[What the task asks]: Each line that holds the word "może" is to be identified and copied.

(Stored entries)
:::::
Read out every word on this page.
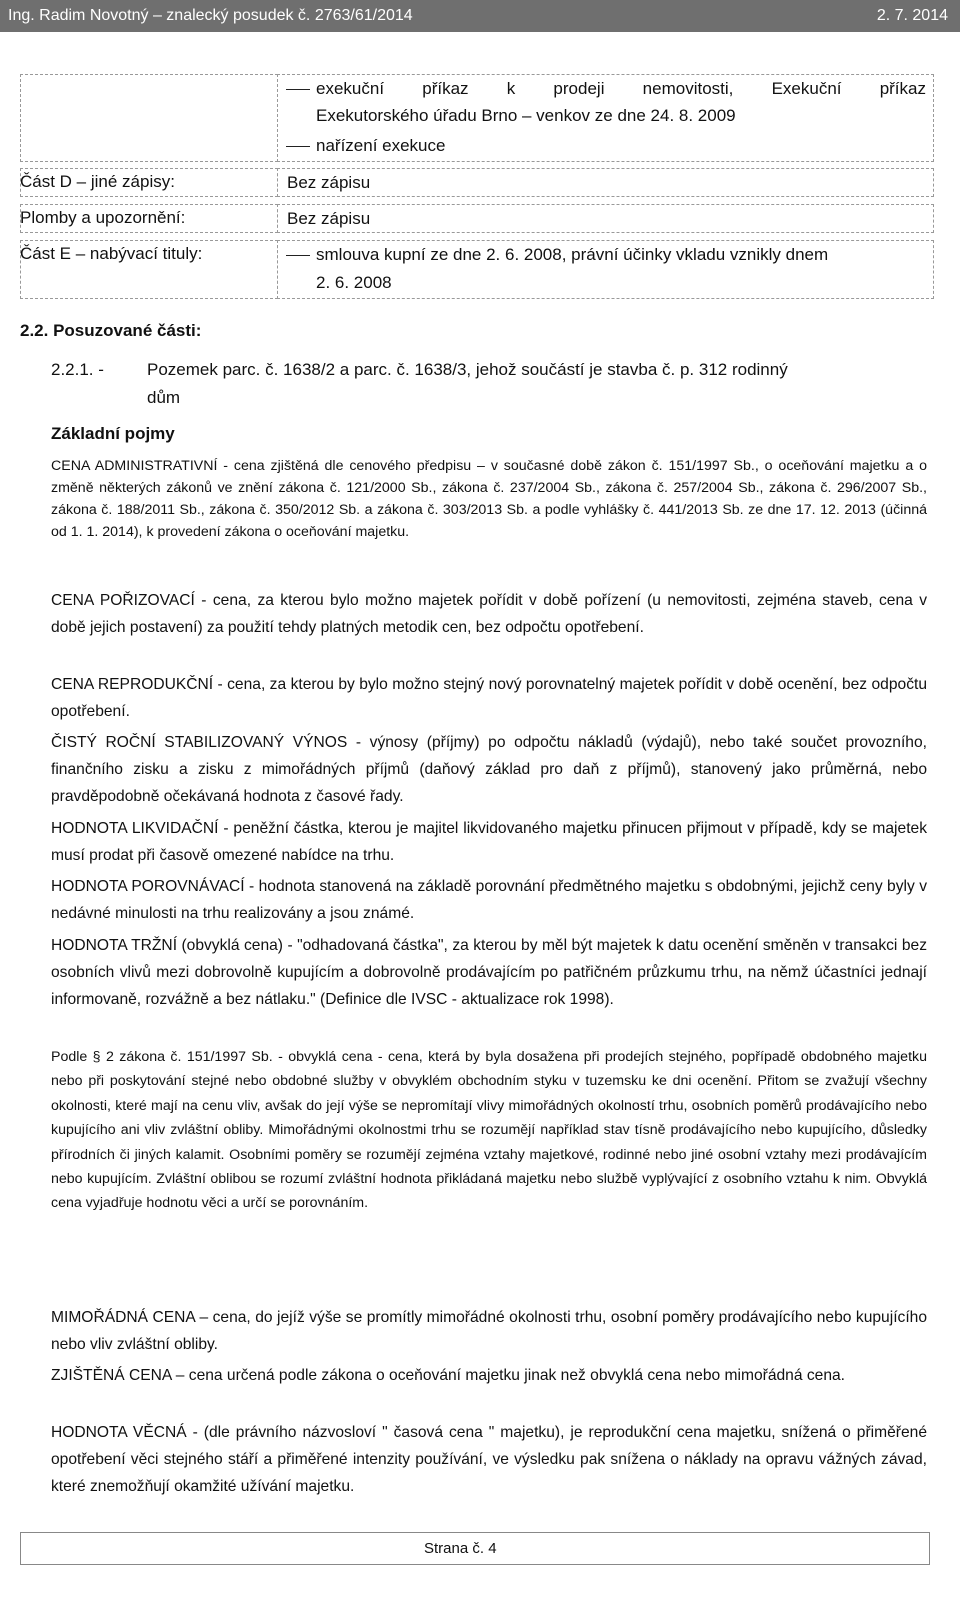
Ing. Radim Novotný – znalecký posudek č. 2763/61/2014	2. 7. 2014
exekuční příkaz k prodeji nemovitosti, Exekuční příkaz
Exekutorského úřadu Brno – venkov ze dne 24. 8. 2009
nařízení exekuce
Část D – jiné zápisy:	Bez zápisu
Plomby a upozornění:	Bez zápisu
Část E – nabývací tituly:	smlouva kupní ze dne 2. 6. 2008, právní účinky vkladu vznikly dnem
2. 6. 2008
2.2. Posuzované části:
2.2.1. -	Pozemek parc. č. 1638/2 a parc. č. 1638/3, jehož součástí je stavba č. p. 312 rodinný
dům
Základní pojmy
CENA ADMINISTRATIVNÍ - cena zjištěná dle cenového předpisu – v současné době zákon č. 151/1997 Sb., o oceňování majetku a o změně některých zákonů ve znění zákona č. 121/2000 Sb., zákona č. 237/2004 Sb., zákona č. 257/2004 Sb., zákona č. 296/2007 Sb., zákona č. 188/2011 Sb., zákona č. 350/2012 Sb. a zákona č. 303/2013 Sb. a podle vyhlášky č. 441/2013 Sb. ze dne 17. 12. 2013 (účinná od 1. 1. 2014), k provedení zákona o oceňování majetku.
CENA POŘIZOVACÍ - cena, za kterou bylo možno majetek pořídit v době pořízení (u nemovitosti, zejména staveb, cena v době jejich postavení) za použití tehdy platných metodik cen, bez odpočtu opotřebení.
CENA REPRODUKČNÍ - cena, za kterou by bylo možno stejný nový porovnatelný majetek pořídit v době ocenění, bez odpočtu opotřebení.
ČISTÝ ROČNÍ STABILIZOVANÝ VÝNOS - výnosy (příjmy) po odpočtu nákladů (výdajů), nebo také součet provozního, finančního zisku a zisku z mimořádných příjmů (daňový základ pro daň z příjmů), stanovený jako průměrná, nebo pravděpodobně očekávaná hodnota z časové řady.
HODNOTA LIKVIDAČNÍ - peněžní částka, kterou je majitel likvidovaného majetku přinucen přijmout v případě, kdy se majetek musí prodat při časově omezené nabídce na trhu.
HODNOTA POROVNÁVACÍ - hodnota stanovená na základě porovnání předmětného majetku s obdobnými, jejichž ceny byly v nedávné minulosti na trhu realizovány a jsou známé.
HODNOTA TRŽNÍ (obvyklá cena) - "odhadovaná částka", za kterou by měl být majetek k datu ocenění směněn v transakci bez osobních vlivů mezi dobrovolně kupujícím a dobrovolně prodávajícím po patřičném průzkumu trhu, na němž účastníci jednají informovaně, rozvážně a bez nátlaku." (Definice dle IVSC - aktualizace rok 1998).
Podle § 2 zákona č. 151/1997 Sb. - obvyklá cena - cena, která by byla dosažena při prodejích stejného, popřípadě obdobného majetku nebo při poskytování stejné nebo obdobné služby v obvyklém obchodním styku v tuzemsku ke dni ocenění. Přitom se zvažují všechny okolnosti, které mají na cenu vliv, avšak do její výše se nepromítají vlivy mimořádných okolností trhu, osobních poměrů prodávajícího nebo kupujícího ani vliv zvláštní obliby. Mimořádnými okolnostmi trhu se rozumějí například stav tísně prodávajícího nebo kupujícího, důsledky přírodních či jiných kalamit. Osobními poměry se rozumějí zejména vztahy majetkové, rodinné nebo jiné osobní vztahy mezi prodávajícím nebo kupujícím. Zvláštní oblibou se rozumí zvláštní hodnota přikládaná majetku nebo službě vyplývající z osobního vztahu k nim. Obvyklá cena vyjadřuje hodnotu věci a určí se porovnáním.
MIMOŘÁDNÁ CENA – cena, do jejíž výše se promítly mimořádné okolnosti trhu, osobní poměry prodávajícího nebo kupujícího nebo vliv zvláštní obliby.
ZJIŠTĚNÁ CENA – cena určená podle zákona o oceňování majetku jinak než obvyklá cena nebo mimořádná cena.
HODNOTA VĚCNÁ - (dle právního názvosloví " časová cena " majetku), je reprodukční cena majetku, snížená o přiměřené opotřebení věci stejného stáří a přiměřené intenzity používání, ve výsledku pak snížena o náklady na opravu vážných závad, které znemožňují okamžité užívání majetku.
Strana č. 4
:::::
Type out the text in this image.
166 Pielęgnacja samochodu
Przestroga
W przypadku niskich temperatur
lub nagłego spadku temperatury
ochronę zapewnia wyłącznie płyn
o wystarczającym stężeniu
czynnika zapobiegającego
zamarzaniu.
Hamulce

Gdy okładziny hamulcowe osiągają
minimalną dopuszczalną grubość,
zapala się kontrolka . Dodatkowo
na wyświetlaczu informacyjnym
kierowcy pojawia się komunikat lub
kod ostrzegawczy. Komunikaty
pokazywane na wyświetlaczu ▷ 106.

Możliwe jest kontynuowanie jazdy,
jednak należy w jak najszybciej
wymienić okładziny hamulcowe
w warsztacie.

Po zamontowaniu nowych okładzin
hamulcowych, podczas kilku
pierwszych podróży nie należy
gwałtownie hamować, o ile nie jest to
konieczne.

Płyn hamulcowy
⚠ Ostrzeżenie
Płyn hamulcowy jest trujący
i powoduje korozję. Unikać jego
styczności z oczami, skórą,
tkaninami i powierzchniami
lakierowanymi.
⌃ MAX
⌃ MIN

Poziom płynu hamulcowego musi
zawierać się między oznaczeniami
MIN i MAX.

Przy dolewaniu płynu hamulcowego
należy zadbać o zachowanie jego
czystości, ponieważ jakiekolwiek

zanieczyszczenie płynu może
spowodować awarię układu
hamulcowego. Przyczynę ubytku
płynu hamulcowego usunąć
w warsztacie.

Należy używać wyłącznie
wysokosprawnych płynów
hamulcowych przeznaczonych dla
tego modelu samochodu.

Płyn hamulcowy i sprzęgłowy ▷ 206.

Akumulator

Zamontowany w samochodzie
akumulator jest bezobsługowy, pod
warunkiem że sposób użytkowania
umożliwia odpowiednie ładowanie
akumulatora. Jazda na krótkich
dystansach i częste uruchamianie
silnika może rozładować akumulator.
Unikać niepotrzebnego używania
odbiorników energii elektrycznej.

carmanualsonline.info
:::::
[Solution for this task]:
zanieczyszczenie płynu może
silnika może rozładować akumulator.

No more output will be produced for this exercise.